STORED ROWS
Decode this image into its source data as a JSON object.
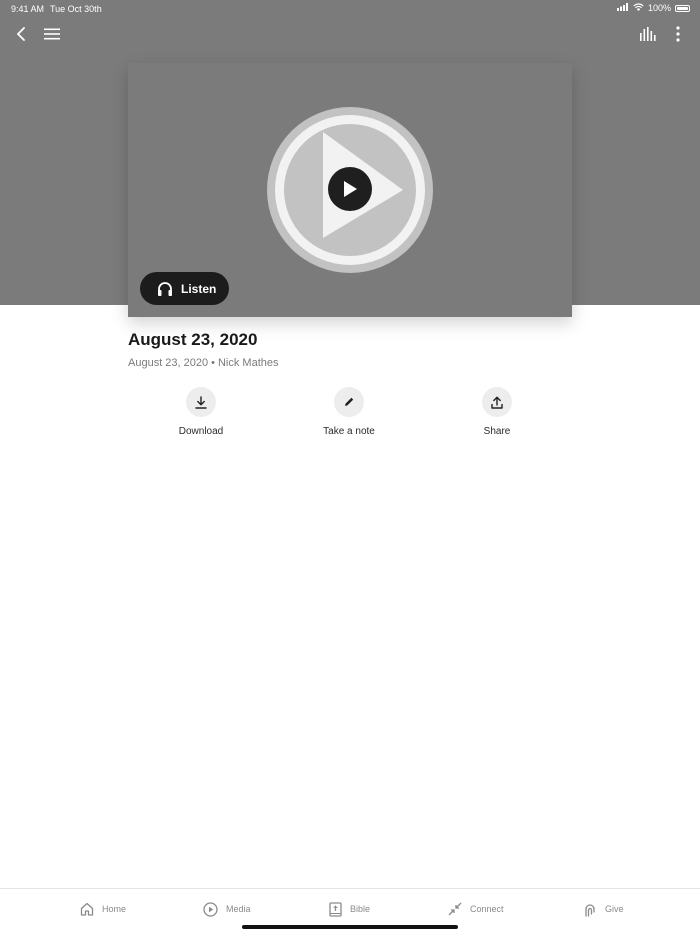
{
  "status_bar": {
    "time": "9:41 AM",
    "date": "Tue Oct 30th",
    "battery": "100%"
  },
  "nav": {
    "back_icon": "chevron-left-icon",
    "menu_icon": "hamburger-menu-icon",
    "audio_icon": "equalizer-icon",
    "more_icon": "vertical-ellipsis-icon"
  },
  "media": {
    "listen_label": "Listen",
    "listen_icon": "headphones-icon",
    "play_icon": "play-icon"
  },
  "sermon": {
    "title": "August 23, 2020",
    "date": "August 23, 2020",
    "separator": "•",
    "speaker": "Nick Mathes"
  },
  "actions": [
    {
      "label": "Download",
      "icon": "download-icon"
    },
    {
      "label": "Take a note",
      "icon": "pencil-icon"
    },
    {
      "label": "Share",
      "icon": "share-icon"
    }
  ],
  "tabs": [
    {
      "label": "Home",
      "icon": "home-icon"
    },
    {
      "label": "Media",
      "icon": "play-circle-icon"
    },
    {
      "label": "Bible",
      "icon": "bible-icon"
    },
    {
      "label": "Connect",
      "icon": "connect-arrows-icon"
    },
    {
      "label": "Give",
      "icon": "give-hand-icon"
    }
  ],
  "colors": {
    "hero_background": "#7b7b7b",
    "listen_button": "#1c1c1c",
    "action_circle": "#ededed",
    "tab_text": "#8a8a8a"
  }
}
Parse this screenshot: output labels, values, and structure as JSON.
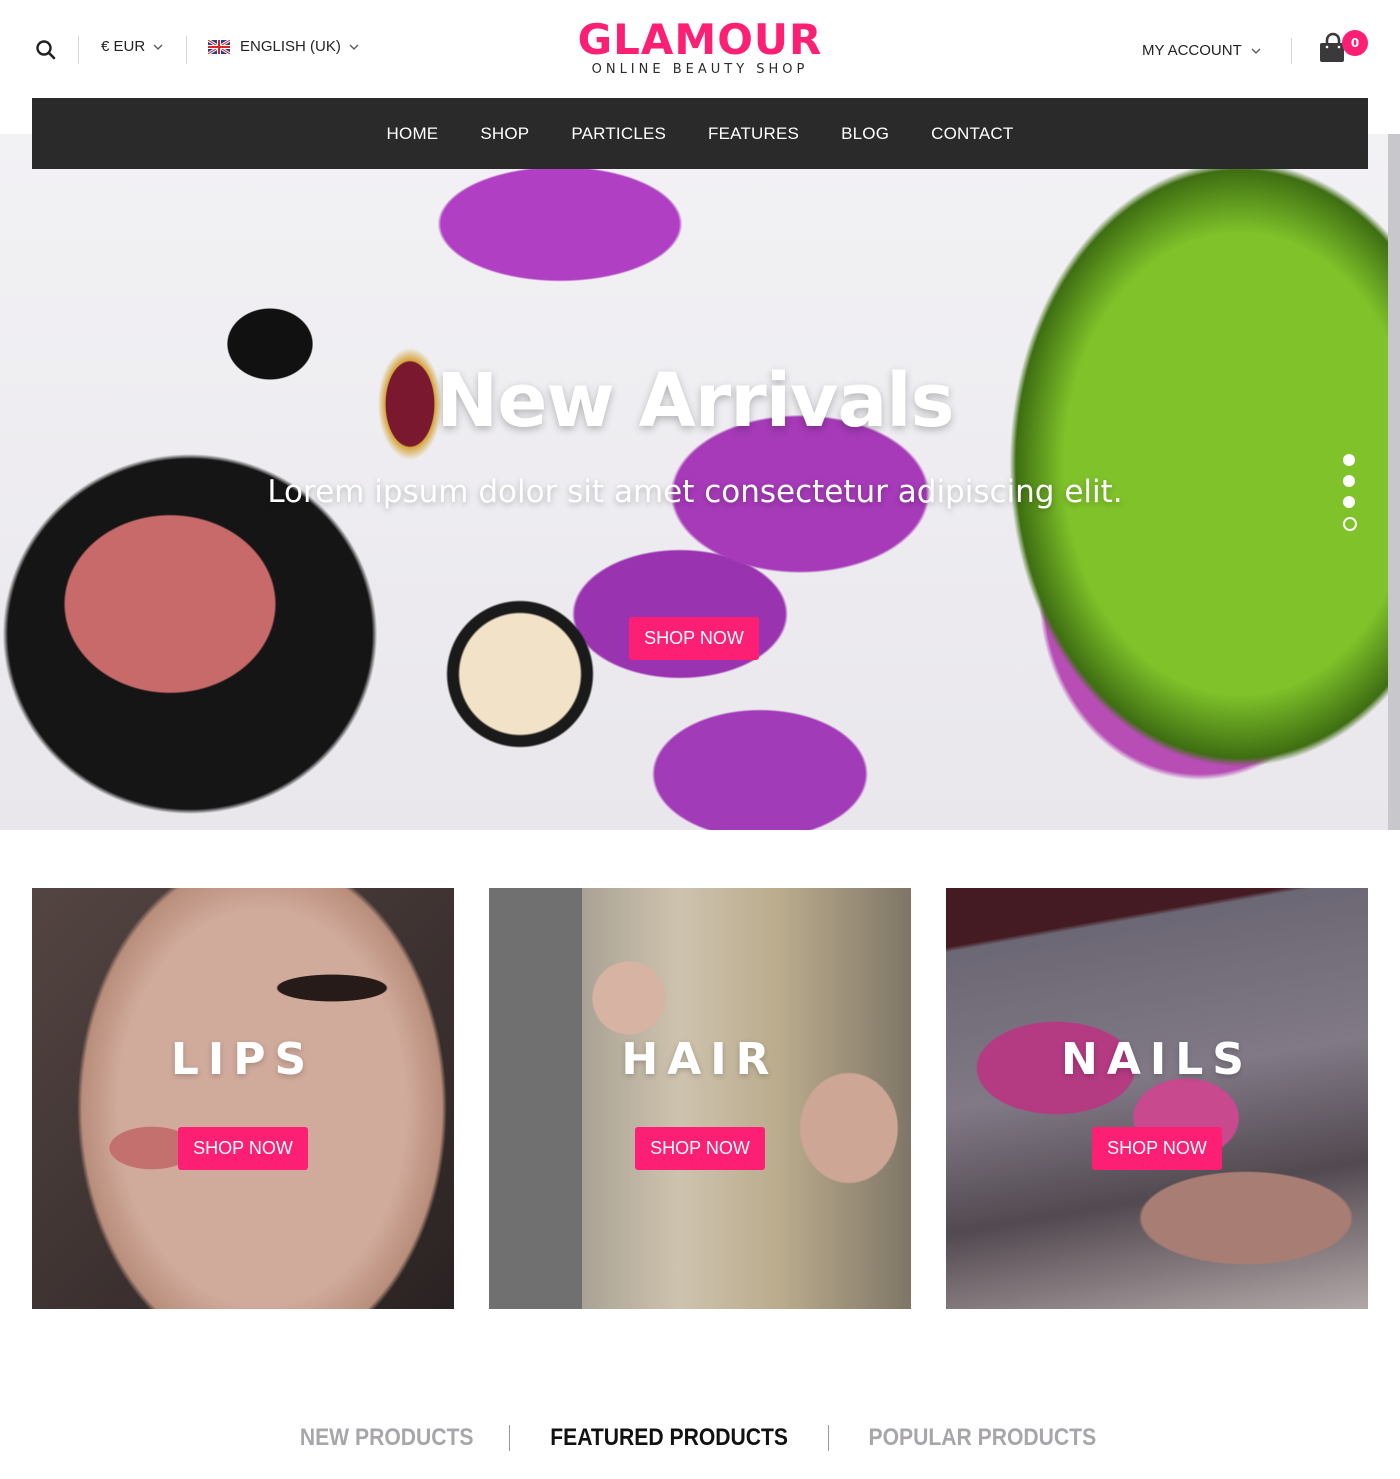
{
  "header": {
    "currency": "€ EUR",
    "language": "ENGLISH (UK)",
    "logo_title": "GLAMOUR",
    "logo_subtitle": "ONLINE BEAUTY SHOP",
    "account_label": "MY ACCOUNT",
    "cart_count": "0",
    "icons": {
      "search": "search-icon",
      "cart": "shopping-bag-icon",
      "flag": "uk-flag-icon",
      "chevron": "chevron-down-icon"
    }
  },
  "nav": {
    "items": [
      {
        "label": "HOME"
      },
      {
        "label": "SHOP"
      },
      {
        "label": "PARTICLES"
      },
      {
        "label": "FEATURES"
      },
      {
        "label": "BLOG"
      },
      {
        "label": "CONTACT"
      }
    ]
  },
  "hero": {
    "title": "New Arrivals",
    "subtitle": "Lorem ipsum dolor sit amet consectetur adipiscing elit.",
    "button_label": "SHOP NOW",
    "slides_total": 4,
    "active_slide": 4
  },
  "categories": [
    {
      "title": "LIPS",
      "button_label": "SHOP NOW"
    },
    {
      "title": "HAIR",
      "button_label": "SHOP NOW"
    },
    {
      "title": "NAILS",
      "button_label": "SHOP NOW"
    }
  ],
  "product_tabs": [
    {
      "label": "NEW PRODUCTS",
      "active": false
    },
    {
      "label": "FEATURED PRODUCTS",
      "active": true
    },
    {
      "label": "POPULAR PRODUCTS",
      "active": false
    }
  ],
  "colors": {
    "accent": "#fc1f74",
    "nav_background": "#2a2a2a",
    "inactive_tab": "#a8a6ab"
  }
}
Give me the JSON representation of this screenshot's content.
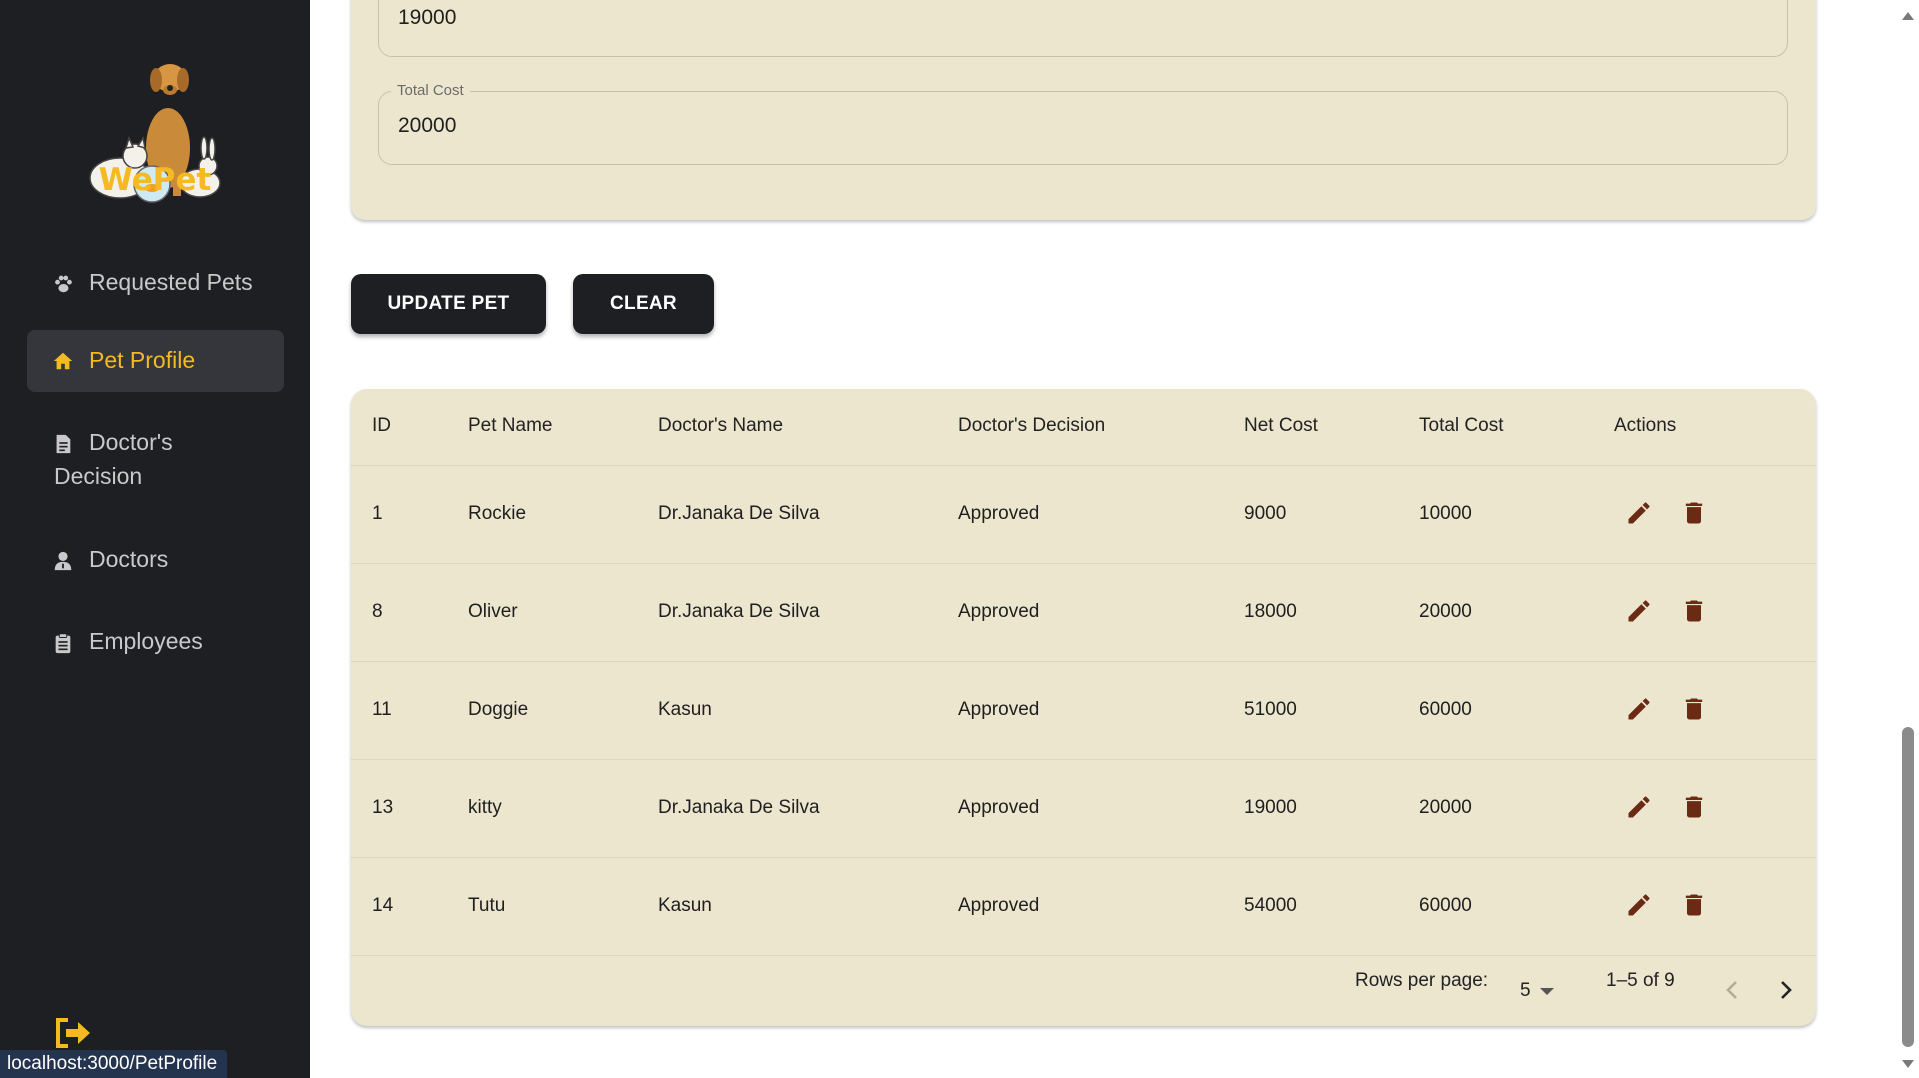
{
  "app": {
    "brand": "WePet"
  },
  "sidebar": {
    "items": [
      {
        "label": "Requested Pets",
        "icon": "paw-icon",
        "active": false
      },
      {
        "label": "Pet Profile",
        "icon": "home-icon",
        "active": true
      },
      {
        "label_line1": "Doctor's",
        "label_line2": "Decision",
        "icon": "document-icon",
        "active": false
      },
      {
        "label": "Doctors",
        "icon": "doctor-icon",
        "active": false
      },
      {
        "label": "Employees",
        "icon": "clipboard-icon",
        "active": false
      }
    ],
    "logout_icon": "logout-icon"
  },
  "form": {
    "net_cost_value": "19000",
    "total_cost_label": "Total Cost",
    "total_cost_value": "20000"
  },
  "buttons": {
    "update": "UPDATE PET",
    "clear": "CLEAR"
  },
  "table": {
    "headers": [
      "ID",
      "Pet Name",
      "Doctor's Name",
      "Doctor's Decision",
      "Net Cost",
      "Total Cost",
      "Actions"
    ],
    "rows": [
      [
        "1",
        "Rockie",
        "Dr.Janaka De Silva",
        "Approved",
        "9000",
        "10000"
      ],
      [
        "8",
        "Oliver",
        "Dr.Janaka De Silva",
        "Approved",
        "18000",
        "20000"
      ],
      [
        "11",
        "Doggie",
        "Kasun",
        "Approved",
        "51000",
        "60000"
      ],
      [
        "13",
        "kitty",
        "Dr.Janaka De Silva",
        "Approved",
        "19000",
        "20000"
      ],
      [
        "14",
        "Tutu",
        "Kasun",
        "Approved",
        "54000",
        "60000"
      ]
    ],
    "rows_per_page_label": "Rows per page:",
    "rows_per_page_value": "5",
    "range_text": "1–5 of 9"
  },
  "status_bar": {
    "url": "localhost:3000/PetProfile"
  },
  "colors": {
    "sidebar_bg": "#1e1f23",
    "accent": "#f5b921",
    "card_bg": "#ece6cf",
    "action_icon": "#6b2a14"
  }
}
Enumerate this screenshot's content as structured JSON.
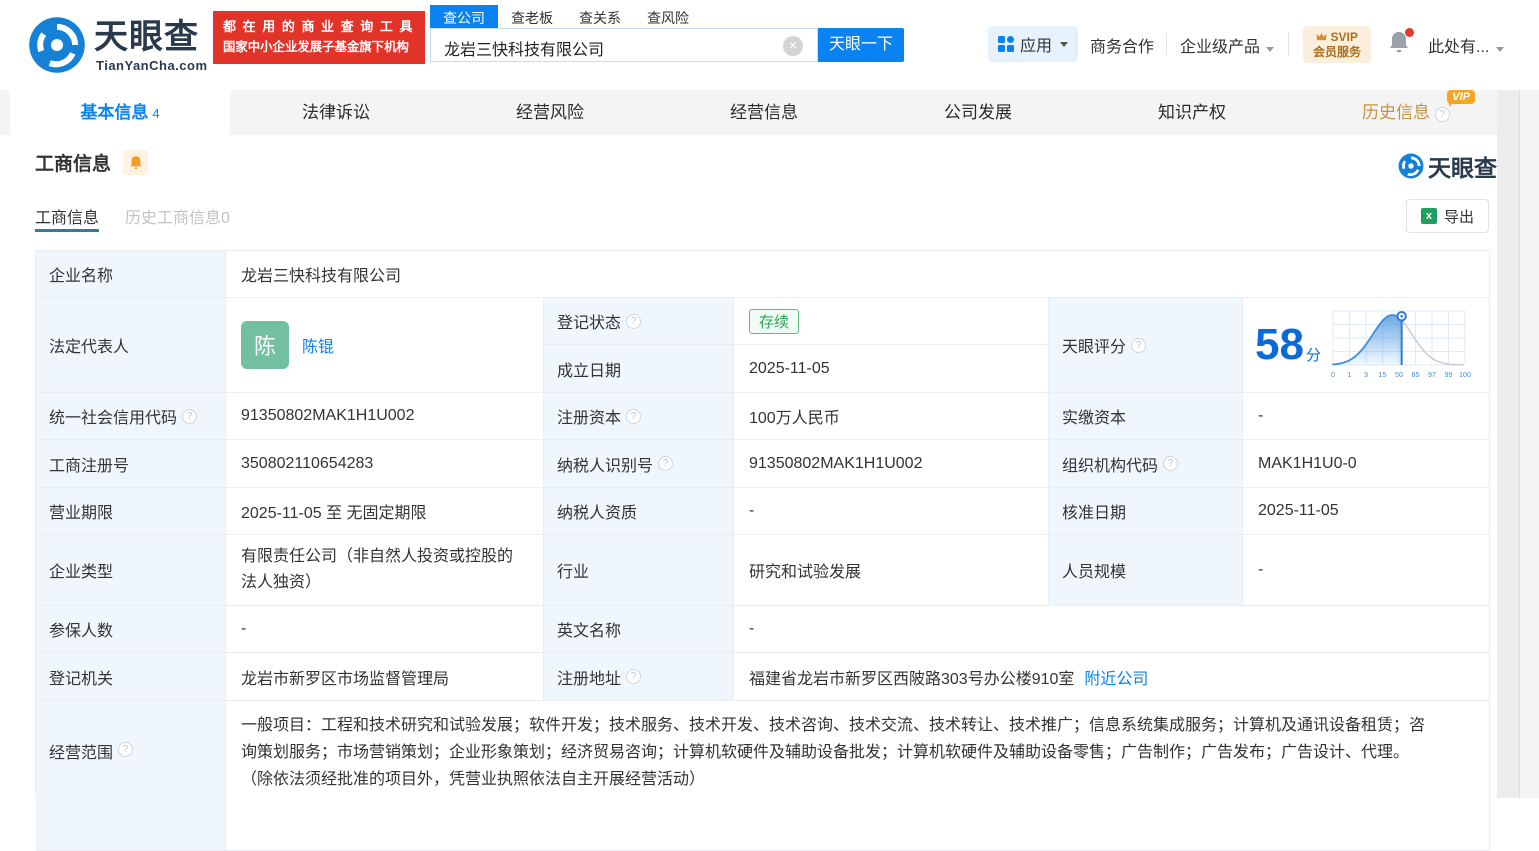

REQUIRED WORK
Copy the data character for character, but drop all pictures from the copy.

RIGHT ANSWER
Decode this image into its source data as a JSON object.
{
  "status_bar": {
    "time": "9:41 AM",
    "date": "Tue Oct 30th",
    "battery": "100%"
  },
  "nav": {
    "back_icon": "chevron-left-icon",
    "menu_icon": "hamburger-menu-icon",
    "audio_icon": "equalizer-icon",
    "more_icon": "vertical-ellipsis-icon"
  },
  "media": {
    "listen_label": "Listen",
    "listen_icon": "headphones-icon",
    "play_icon": "play-icon"
  },
  "sermon": {
    "title": "August 23, 2020",
    "date": "August 23, 2020",
    "separator": "•",
    "speaker": "Nick Mathes"
  },
  "actions": [
    {
      "label": "Download",
      "icon": "download-icon"
    },
    {
      "label": "Take a note",
      "icon": "pencil-icon"
    },
    {
      "label": "Share",
      "icon": "share-icon"
    }
  ],
  "tabs": [
    {
      "label": "Home",
      "icon": "home-icon"
    },
    {
      "label": "Media",
      "icon": "play-circle-icon"
    },
    {
      "label": "Bible",
      "icon": "bible-icon"
    },
    {
      "label": "Connect",
      "icon": "connect-arrows-icon"
    },
    {
      "label": "Give",
      "icon": "give-hand-icon"
    }
  ],
  "colors": {
    "hero_background": "#7b7b7b",
    "listen_button": "#1c1c1c",
    "action_circle": "#ededed",
    "tab_text": "#8a8a8a"
  }
}
Parse this screenshot: output labels, values, and structure as JSON.
{
  "header": {
    "currency": "€ EUR",
    "language": "ENGLISH (UK)",
    "logo_title": "GLAMOUR",
    "logo_subtitle": "ONLINE BEAUTY SHOP",
    "account_label": "MY ACCOUNT",
    "cart_count": "0",
    "icons": {
      "search": "search-icon",
      "cart": "shopping-bag-icon",
      "flag": "uk-flag-icon",
      "chevron": "chevron-down-icon"
    }
  },
  "nav": {
    "items": [
      {
        "label": "HOME"
      },
      {
        "label": "SHOP"
      },
      {
        "label": "PARTICLES"
      },
      {
        "label": "FEATURES"
      },
      {
        "label": "BLOG"
      },
      {
        "label": "CONTACT"
      }
    ]
  },
  "hero": {
    "title": "New Arrivals",
    "subtitle": "Lorem ipsum dolor sit amet consectetur adipiscing elit.",
    "button_label": "SHOP NOW",
    "slides_total": 4,
    "active_slide": 4
  },
  "categories": [
    {
      "title": "LIPS",
      "button_label": "SHOP NOW"
    },
    {
      "title": "HAIR",
      "button_label": "SHOP NOW"
    },
    {
      "title": "NAILS",
      "button_label": "SHOP NOW"
    }
  ],
  "product_tabs": [
    {
      "label": "NEW PRODUCTS",
      "active": false
    },
    {
      "label": "FEATURED PRODUCTS",
      "active": true
    },
    {
      "label": "POPULAR PRODUCTS",
      "active": false
    }
  ],
  "colors": {
    "accent": "#fc1f74",
    "nav_background": "#2a2a2a",
    "inactive_tab": "#a8a6ab"
  }
}
Give me the JSON representation of this screenshot's content.
{
  "app": {
    "brand": "WePet"
  },
  "sidebar": {
    "items": [
      {
        "label": "Requested Pets",
        "icon": "paw-icon",
        "active": false
      },
      {
        "label": "Pet Profile",
        "icon": "home-icon",
        "active": true
      },
      {
        "label_line1": "Doctor's",
        "label_line2": "Decision",
        "icon": "document-icon",
        "active": false
      },
      {
        "label": "Doctors",
        "icon": "doctor-icon",
        "active": false
      },
      {
        "label": "Employees",
        "icon": "clipboard-icon",
        "active": false
      }
    ],
    "logout_icon": "logout-icon"
  },
  "form": {
    "net_cost_value": "19000",
    "total_cost_label": "Total Cost",
    "total_cost_value": "20000"
  },
  "buttons": {
    "update": "UPDATE PET",
    "clear": "CLEAR"
  },
  "table": {
    "headers": [
      "ID",
      "Pet Name",
      "Doctor's Name",
      "Doctor's Decision",
      "Net Cost",
      "Total Cost",
      "Actions"
    ],
    "rows": [
      [
        "1",
        "Rockie",
        "Dr.Janaka De Silva",
        "Approved",
        "9000",
        "10000"
      ],
      [
        "8",
        "Oliver",
        "Dr.Janaka De Silva",
        "Approved",
        "18000",
        "20000"
      ],
      [
        "11",
        "Doggie",
        "Kasun",
        "Approved",
        "51000",
        "60000"
      ],
      [
        "13",
        "kitty",
        "Dr.Janaka De Silva",
        "Approved",
        "19000",
        "20000"
      ],
      [
        "14",
        "Tutu",
        "Kasun",
        "Approved",
        "54000",
        "60000"
      ]
    ],
    "rows_per_page_label": "Rows per page:",
    "rows_per_page_value": "5",
    "range_text": "1–5 of 9"
  },
  "status_bar": {
    "url": "localhost:3000/PetProfile"
  },
  "colors": {
    "sidebar_bg": "#1e1f23",
    "accent": "#f5b921",
    "card_bg": "#ece6cf",
    "action_icon": "#6b2a14"
  }
}
Enumerate this screenshot's content as structured JSON.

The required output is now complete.